──────── Dataset entries ────────
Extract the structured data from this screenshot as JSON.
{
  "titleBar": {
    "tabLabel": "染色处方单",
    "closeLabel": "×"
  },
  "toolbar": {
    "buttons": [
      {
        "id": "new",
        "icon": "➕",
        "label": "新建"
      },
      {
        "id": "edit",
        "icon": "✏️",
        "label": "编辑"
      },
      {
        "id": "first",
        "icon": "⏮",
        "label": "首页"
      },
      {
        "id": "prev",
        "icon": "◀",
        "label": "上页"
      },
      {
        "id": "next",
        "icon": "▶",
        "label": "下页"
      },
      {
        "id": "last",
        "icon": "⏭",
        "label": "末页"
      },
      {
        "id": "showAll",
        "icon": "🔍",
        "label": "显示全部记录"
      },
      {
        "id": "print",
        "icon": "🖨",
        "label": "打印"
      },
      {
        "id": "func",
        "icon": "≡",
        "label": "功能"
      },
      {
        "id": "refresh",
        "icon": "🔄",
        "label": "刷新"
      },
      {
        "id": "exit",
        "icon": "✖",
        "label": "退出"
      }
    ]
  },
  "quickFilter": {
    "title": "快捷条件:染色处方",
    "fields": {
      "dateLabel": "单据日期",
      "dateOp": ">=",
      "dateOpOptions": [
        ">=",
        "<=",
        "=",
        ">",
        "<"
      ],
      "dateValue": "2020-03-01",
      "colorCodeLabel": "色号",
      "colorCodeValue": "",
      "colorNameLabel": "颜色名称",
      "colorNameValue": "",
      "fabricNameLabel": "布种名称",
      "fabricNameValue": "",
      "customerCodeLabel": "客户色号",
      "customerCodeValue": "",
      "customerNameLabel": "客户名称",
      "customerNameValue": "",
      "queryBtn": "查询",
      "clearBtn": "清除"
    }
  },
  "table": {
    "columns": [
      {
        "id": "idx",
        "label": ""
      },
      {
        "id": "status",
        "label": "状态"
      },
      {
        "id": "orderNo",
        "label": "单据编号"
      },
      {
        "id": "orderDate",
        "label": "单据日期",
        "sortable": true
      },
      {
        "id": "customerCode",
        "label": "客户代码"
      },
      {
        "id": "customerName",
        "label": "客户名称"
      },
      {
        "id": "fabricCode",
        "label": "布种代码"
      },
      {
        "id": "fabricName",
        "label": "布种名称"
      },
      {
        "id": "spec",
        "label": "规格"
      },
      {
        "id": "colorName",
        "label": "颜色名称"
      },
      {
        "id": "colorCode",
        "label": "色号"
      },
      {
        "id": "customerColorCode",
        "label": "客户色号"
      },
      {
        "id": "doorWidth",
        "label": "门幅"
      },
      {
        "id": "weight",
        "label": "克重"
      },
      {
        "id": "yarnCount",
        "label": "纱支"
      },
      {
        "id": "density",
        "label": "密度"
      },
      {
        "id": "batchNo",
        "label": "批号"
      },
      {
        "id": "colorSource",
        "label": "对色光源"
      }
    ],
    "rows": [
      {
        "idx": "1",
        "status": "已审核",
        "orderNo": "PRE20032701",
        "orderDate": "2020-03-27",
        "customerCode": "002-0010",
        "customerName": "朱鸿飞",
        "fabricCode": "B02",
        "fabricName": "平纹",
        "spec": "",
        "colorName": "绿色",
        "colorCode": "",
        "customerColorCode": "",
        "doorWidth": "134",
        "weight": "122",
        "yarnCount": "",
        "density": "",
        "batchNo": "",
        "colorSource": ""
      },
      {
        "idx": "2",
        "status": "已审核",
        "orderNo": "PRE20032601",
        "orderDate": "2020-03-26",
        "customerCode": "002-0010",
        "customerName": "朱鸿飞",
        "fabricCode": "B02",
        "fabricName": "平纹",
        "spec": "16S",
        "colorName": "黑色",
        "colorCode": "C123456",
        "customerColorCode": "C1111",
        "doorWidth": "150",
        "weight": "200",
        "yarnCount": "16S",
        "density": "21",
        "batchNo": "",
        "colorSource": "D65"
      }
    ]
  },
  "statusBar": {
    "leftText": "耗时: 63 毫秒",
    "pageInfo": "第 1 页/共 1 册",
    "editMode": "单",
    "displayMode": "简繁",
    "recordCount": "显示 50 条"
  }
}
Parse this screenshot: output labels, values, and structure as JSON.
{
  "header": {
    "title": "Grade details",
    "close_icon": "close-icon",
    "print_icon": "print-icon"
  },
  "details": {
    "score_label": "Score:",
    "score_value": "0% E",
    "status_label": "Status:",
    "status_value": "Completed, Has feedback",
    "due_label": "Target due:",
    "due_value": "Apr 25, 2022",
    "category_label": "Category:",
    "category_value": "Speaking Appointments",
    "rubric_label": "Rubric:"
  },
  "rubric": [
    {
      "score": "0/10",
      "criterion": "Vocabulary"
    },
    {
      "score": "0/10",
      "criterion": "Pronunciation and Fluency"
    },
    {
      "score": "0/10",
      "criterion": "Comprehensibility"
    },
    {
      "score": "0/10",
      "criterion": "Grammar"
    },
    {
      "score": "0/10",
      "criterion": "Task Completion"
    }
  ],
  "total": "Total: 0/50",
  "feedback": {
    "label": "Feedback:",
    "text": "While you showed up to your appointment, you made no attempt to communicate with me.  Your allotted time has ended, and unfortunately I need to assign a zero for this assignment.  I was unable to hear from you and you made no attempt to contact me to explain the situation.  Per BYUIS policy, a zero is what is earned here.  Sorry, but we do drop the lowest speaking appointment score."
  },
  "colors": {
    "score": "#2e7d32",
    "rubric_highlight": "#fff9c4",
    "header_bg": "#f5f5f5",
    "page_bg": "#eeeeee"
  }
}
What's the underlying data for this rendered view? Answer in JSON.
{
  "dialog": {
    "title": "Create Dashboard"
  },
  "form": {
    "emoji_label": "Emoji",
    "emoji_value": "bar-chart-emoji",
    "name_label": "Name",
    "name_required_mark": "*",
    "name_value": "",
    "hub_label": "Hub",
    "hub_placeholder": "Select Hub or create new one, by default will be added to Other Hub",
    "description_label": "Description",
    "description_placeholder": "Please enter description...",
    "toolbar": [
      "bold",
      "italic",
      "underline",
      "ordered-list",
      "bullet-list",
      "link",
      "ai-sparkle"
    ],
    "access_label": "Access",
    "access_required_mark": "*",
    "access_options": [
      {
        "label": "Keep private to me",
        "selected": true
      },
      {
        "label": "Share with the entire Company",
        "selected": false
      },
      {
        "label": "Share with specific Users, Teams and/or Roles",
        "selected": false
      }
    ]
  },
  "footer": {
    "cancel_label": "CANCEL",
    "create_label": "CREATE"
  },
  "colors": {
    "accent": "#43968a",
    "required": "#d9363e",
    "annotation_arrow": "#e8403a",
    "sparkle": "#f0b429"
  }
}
────────
- _The task_:
Check each line of the data above for the string "orderNo" and report only how many lines have it.

- _Written answer_:
3